Extract
To: Larry Liebman who wrote (210)5/11/1998 9:24:00 AM
From: fut_trade  Read Replies (1) | Respond to of 399
 
Eric Gordon will be presenting at the Frost & Sullivan Annual Pharmaceutical Industry Conference this week.

newsalert.com



To: Larry Liebman who wrote (210)5/11/1998 11:01:00 PM
From: ahhaha  Respond to of 399
 
My "call" on ARQL wasn't particularly good. It has just happened to work out pricewise just like your trading has just happened to work out the way it has. I submit to you that how your various plays got to where they did had nothing to do with why you took the position in the first place. A bull market makes everyone look good and forgives exceedingly poor investment choices. Probably ENMD was the best example of this and is the strongest proof to date that the bull market is over. ENMD has nothing. They are a completely technologically bankrupt operation. Another testament to the heights of pseudo-science to which our society has climbed.

ARQL didn't go down because the investment community perceives my reasons for selling are valid. There is absolutely no one who agrees with my assessment. However, there ia a paucity of buying interest that is subtly based on what I've said. The clock is ticking and the institutional clients of H&Q won't wait much longer.

Whatever the time I don't like companies that represent themselves as a "win-win" play. There is no such thing and it amazes me that old pros with decades of experience can still buy into that sales line. You have to ask yourself what added value is this company delivering. What skill and hard work are they coordinating to achieve innovative solutions? If there really was that going on, wouldn't the pharmas just buy them? You don't buy what is risky and doesn't provide added value. You don't buy one pop of added value because the company finds one good synthetic when your competitor can take the synthetic and reverse engineer it into an effective equivalent variant. That's why the pharmas are willing to concede the 50%. 50% of not much expected is, not much.

All of the names you mention are being propped up by the waning days of the bull market. None are justified in trading for the valuations they have. I don't have to explain why, you can do that for me. But if you make an argument based on relative valuation, you can't do it for either of us. That game ended last summer and fall. The new game is called bear market. At least 1/3 of NYSE listeds are in it. In the beginning phases of a bear market, all biotechs must be avoided. If the free market raises rates and the FED doesn't interfere, suddenly all those dedicated to the long term institutions will take a hard look at speculations and conclude only one thing: SELL. The view that ARQL is cheap at 15 won't sway the heard as they find their way to the tunnel.

There is going to be a major swing back into hard assets for several years. I will let the market tell me after that period is over where to place new money. I have no idea where that might be now. I was tutored by an old pro who also knows H&Q inside out that the first responsibility of a money manager is to preserve capital. I haven't heard anyone say that in 15 years, but I always thought it was the best lesson he ever gave me.

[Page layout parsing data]
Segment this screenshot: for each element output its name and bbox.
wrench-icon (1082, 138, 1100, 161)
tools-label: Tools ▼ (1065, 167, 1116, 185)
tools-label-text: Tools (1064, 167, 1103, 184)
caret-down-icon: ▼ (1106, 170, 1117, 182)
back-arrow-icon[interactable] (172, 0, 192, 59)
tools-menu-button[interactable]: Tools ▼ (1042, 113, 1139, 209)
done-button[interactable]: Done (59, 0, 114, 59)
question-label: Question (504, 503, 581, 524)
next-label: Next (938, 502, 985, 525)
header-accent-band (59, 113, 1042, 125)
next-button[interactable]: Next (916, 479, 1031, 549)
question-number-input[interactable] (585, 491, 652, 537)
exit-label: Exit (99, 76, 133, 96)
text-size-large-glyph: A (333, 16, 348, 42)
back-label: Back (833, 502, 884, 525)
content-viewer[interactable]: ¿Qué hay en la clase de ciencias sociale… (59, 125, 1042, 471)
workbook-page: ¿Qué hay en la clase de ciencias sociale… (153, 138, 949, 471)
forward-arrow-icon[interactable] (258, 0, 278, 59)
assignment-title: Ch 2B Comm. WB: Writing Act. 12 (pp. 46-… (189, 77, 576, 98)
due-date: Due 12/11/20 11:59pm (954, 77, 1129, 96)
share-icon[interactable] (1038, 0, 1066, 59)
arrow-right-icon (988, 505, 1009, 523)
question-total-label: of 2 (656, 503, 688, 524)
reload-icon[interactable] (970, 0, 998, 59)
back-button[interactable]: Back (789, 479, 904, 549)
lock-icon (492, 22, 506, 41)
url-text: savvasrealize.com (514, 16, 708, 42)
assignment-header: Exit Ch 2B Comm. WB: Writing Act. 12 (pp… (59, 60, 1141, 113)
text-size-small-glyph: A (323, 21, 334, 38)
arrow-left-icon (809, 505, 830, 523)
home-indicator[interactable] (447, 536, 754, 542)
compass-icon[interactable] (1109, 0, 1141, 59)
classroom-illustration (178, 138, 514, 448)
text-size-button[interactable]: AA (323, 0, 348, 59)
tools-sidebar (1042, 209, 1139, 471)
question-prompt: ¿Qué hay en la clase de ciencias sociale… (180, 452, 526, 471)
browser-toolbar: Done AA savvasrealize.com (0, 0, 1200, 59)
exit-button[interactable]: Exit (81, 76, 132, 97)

Exercise 1
Write out every sentence in the forum posts that contains the phrase "bull market."
Exercise 2
Please repeat everything in the forum posts from "Whatever the time" down to "is, not much.".
Exercise 3
According to the forum posts, who will be presenting at the Frost & Sullivan Annual Pharmaceutical Industry Conference?
None of the items are needed.

Your response 1
A bull market makes everyone look good and forgives exceedingly poor investment choices.
Probably ENMD was the best example of this and is the strongest proof to date that the bull market is over.
All of the names you mention are being propped up by the waning days of the bull market.

Your response 2
Whatever the time I don't like companies that represent themselves as a "win-win" play. There is no such thing and it amazes me that old pros with decades of experience can still buy into that sales line. You have to ask yourself what added value is this company delivering. What skill and hard work are they coordinating to achieve innovative solutions? If there really was that going on, wouldn't the pharmas just buy them? You don't buy what is risky and doesn't provide added value. You don't buy one pop of added value because the company finds one good synthetic when your competitor can take the synthetic and reverse engineer it into an effective equivalent variant. That's why the pharmas are willing to concede the 50%. 50% of not much expected is, not much.

Your response 3
Eric Gordon